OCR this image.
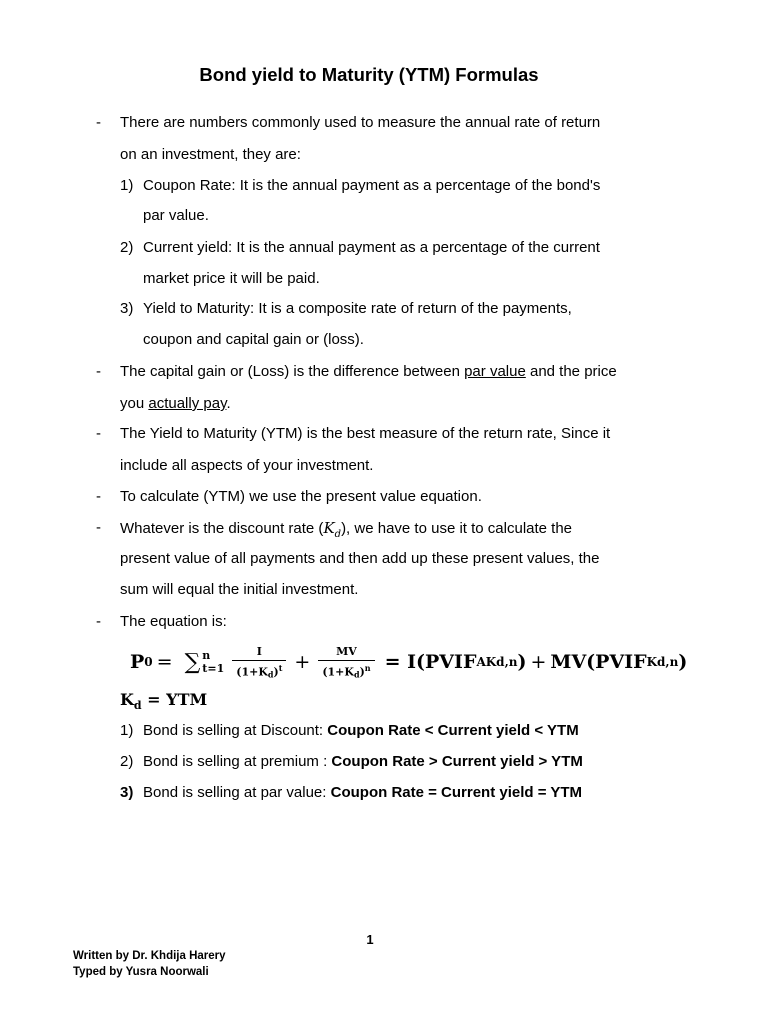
Bond yield to Maturity (YTM) Formulas
- There are numbers commonly used to measure the annual rate of return
on an investment, they are:
1) Coupon Rate: It is the annual payment as a percentage of the bond's
par value.
2) Current yield: It is the annual payment as a percentage of the current
market price it will be paid.
3) Yield to Maturity: It is a composite rate of return of the payments,
coupon and capital gain or (loss).
- The capital gain or (Loss) is the difference between par value and the price
you actually pay.
- The Yield to Maturity (YTM) is the best measure of the return rate, Since it
include all aspects of your investment.
- To calculate (YTM) we use the present value equation.
- Whatever is the discount rate $(K_d)$, we have to use it to calculate the
present value of all payments and then add up these present values, the
sum will equal the initial investment.
- The equation is:
P 0 = ∑ n
$t=1 \frac{I}{(1+K_d)^t} + \frac{MV}{(1+K_d)^n}$ = I(PVIF A Kd,n ) + MV(PVIF Kd,n )
$K_d$ = YTM
1) Bond is selling at Discount: Coupon Rate < Current yield < YTM
2) Bond is selling at premium : Coupon Rate > Current yield > YTM
3) Bond is selling at par value: Coupon Rate = Current yield = YTM
1
Written by Dr. Khdija Harery
Typed by Yusra Noorwali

• • • • • • •

*WHAT YOU NEED TO DO*. Do not include the images; transcribe the rest of the listing exactly.

*CORRECT ANSWER*.
OCR this image.
Bond yield to Maturity (YTM) Formulas
- There are numbers commonly used to measure the annual rate of return
on an investment, they are:
1) Coupon Rate: It is the annual payment as a percentage of the bond's
par value.
2) Current yield: It is the annual payment as a percentage of the current
market price it will be paid.
3) Yield to Maturity: It is a composite rate of return of the payments,
coupon and capital gain or (loss).
- The capital gain or (Loss) is the difference between par value and the price
you actually pay.
- The Yield to Maturity (YTM) is the best measure of the return rate, Since it
include all aspects of your investment.
- To calculate (YTM) we use the present value equation.
- Whatever is the discount rate $(K_d)$, we have to use it to calculate the
present value of all payments and then add up these present values, the
sum will equal the initial investment.
- The equation is:
P 0 = ∑ n
$t=1 \frac{I}{(1+K_d)^t} + \frac{MV}{(1+K_d)^n}$ = I(PVIF A Kd,n ) + MV(PVIF Kd,n )
$K_d$ = YTM
1) Bond is selling at Discount: Coupon Rate < Current yield < YTM
2) Bond is selling at premium : Coupon Rate > Current yield > YTM
3) Bond is selling at par value: Coupon Rate = Current yield = YTM
1
Written by Dr. Khdija Harery
Typed by Yusra Noorwali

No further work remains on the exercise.